*REQUEST:*
Copy each line in the data that includes the word "will".

*STORED ROWS:*

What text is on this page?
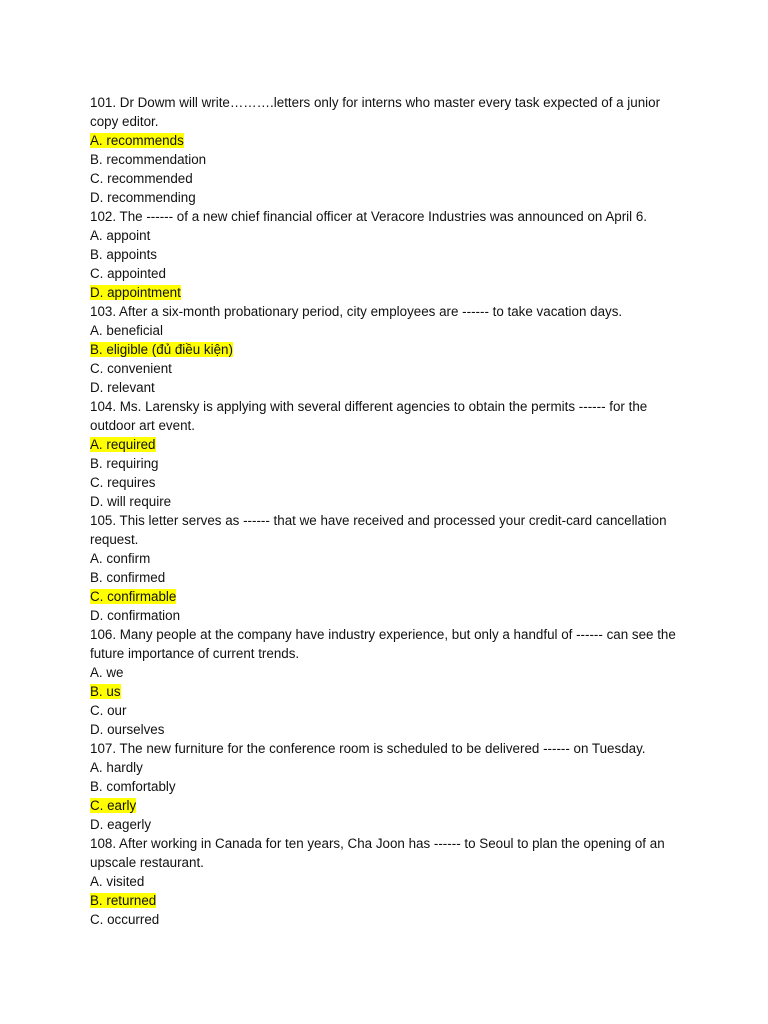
101. Dr Dowm will write……….letters only for interns who master every task expected of a junior copy editor.

A. recommends

B. recommendation

C. recommended

D. recommending

102. The ------ of a new chief financial officer at Veracore Industries was announced on April 6.

A. appoint

B. appoints

C. appointed

D. appointment

103. After a six-month probationary period, city employees are ------ to take vacation days.

A. beneficial

B. eligible (đủ điều kiện)

C. convenient

D. relevant

104. Ms. Larensky is applying with several different agencies to obtain the permits ------ for the outdoor art event.

A. required

B. requiring

C. requires

D. will require

105. This letter serves as ------ that we have received and processed your credit-card cancellation request.

A. confirm

B. confirmed

C. confirmable

D. confirmation

106. Many people at the company have industry experience, but only a handful of ------ can see the future importance of current trends.

A. we

B. us

C. our

D. ourselves

107. The new furniture for the conference room is scheduled to be delivered ------ on Tuesday.

A. hardly

B. comfortably

C. early

D. eagerly

108. After working in Canada for ten years, Cha Joon has ------ to Seoul to plan the opening of an upscale restaurant.

A. visited

B. returned

C. occurred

*OUTPUT:*
101. Dr Dowm will write……….letters only for interns who master every task expected of a junior copy editor.
D. will require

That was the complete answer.